:: WORK TO DO ::
[a] In the address on the war, with which country does the speaker urge Congress to immediately declare a state of war?
[b] Rewrite the address starting at "What shall we" and ending at "a fighting unit.", swapping "fighting unit" for "single force".

:: SOURCE ::
#####

When I said in January that the nations of the world were entitled not only to free pathways upon the sea, but also to assured and unmolested access to those-pathways, I was thinking, and I am thinking now, not of the smaller and weaker nations alone which need our countenance and support, but also of the great and powerful nations and of our present enemies as well as our present associates in the war. I was thinking, and am thinking now, of Austria herself, among the rest, as well as of Serbia and of Poland.

Justice and equality of rights can be had only at a great price. We are seeking permanent, not temporary, foundations for the peace of the world, and must seek them candidly and fearlessly. As always, the right will prove to be the expedient.

What shall we do, then, to push this great war of freedom and justice to its righteous conclusion? We must clear away with a thorough hand all impediments to success, and we must make every adjustment of law that will facilitate the full and free use of our whole capacity and force as a fighting unit.

One very embarrassing obstacle that stands hi our way is that we are at war with Germany but not with her allies. I, therefore, very earnestly recommend that the Congress immediately declare the United States in a state of war with Austria-Hungary. Does it seem strange to you that this should be the conclusion of the argument I have just addressed to you? It is not. It is in fact the inevitable logic of what I have said. Austria-Hungary is for the time being not her own mistress but simply the vassal of the German Government.

We must face the facts as they are and act upon them without sentiment in this stern business. The Government of Austria and Hungary is not acting upon its own initiative or in response to the wishes and feelings of its own peoples, but as the instrument of another nation. We must meet its force with our own and regard the Central Powers as but one. The war can be successfully conducted in no other way.

The same logic would lead also to a declaration of war against Turkey and Bulgaria. They also are the tools of Germany, but they are mere tools and do not yet stand in the direct path of our necessary action. We shall go wherever the necessities of this war carry us, but it seems to me that we should go only where immediate and practical considerations lead us, and not heed any others.

The financial and military measures which must be adopted will suggest themselves as the war and its undertakings develop, but I will take the liberty of proposing to you certain other acts of legislation which seem to me to be needed for the support of the war and for the release of our whole force and energy.

#####

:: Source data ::
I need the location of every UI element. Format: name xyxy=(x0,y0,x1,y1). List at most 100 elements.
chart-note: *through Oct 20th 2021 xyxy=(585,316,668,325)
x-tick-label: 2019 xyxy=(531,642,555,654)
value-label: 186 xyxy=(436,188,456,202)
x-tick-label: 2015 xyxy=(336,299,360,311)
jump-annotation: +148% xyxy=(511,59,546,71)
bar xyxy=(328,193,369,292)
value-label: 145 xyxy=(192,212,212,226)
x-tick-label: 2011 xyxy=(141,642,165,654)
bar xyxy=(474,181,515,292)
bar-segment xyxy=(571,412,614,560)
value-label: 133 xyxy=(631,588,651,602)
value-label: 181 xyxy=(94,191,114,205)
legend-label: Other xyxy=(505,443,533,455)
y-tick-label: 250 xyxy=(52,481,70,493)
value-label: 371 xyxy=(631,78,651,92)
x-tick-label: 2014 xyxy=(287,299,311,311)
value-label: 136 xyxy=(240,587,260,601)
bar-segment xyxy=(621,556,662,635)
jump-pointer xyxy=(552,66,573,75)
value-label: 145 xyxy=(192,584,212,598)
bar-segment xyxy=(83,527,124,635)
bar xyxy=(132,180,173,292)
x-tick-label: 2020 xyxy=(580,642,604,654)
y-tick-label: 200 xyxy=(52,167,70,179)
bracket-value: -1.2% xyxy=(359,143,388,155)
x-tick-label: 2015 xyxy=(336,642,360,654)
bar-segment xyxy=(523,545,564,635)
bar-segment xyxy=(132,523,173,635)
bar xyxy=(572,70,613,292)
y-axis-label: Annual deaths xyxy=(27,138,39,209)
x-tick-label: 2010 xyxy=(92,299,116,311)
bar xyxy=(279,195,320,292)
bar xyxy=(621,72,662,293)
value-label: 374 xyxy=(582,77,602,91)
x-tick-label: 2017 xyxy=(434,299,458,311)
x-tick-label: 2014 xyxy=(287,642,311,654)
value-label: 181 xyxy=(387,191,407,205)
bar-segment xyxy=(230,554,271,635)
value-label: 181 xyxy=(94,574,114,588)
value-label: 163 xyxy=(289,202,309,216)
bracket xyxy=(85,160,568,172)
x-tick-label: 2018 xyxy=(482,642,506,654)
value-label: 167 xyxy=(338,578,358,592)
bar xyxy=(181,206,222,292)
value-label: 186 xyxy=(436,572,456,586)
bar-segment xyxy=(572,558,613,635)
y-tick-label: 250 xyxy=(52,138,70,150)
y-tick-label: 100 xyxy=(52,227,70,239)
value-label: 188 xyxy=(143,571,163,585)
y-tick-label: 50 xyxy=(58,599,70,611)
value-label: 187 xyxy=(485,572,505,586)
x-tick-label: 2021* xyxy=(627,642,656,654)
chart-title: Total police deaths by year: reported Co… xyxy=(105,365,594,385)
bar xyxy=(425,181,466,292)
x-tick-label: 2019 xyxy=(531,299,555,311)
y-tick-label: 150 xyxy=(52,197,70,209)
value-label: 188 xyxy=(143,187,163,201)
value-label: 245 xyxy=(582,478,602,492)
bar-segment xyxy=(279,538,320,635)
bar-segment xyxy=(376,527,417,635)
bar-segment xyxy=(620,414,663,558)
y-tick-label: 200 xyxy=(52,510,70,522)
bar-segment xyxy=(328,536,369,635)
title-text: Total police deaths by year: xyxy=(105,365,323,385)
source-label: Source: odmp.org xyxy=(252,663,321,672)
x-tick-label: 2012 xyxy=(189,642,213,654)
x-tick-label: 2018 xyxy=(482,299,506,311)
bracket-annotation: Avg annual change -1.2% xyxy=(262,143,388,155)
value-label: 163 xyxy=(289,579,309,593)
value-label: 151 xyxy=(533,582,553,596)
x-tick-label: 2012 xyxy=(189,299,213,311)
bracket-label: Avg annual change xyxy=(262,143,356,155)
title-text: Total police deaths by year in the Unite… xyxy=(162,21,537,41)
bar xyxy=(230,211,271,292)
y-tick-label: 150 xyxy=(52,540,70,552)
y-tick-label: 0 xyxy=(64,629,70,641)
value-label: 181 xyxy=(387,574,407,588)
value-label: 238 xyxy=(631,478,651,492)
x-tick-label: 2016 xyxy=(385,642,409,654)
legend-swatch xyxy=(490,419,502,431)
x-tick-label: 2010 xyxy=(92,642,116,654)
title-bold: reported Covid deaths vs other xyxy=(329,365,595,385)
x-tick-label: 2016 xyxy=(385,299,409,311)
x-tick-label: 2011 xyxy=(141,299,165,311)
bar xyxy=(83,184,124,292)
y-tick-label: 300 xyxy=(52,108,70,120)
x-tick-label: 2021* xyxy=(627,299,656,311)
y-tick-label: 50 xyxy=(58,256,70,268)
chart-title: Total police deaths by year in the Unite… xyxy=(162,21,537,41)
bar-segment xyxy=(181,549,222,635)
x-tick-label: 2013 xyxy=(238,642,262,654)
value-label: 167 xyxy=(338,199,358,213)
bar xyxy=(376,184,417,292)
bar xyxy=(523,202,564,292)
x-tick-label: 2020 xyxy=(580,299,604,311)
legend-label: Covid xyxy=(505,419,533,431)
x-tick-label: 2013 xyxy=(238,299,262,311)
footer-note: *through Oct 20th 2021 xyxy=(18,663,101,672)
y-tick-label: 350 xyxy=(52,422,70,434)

#####

:: OUTPUTS BY TASK ::
[a] Austria-Hungary.

[b]
What shall we do, then, to push this great war of freedom and justice to its righteous conclusion? We must clear away with a thorough hand all impediments to success, and we must make every adjustment of law that will facilitate the full and free use of our whole capacity and force as a single force.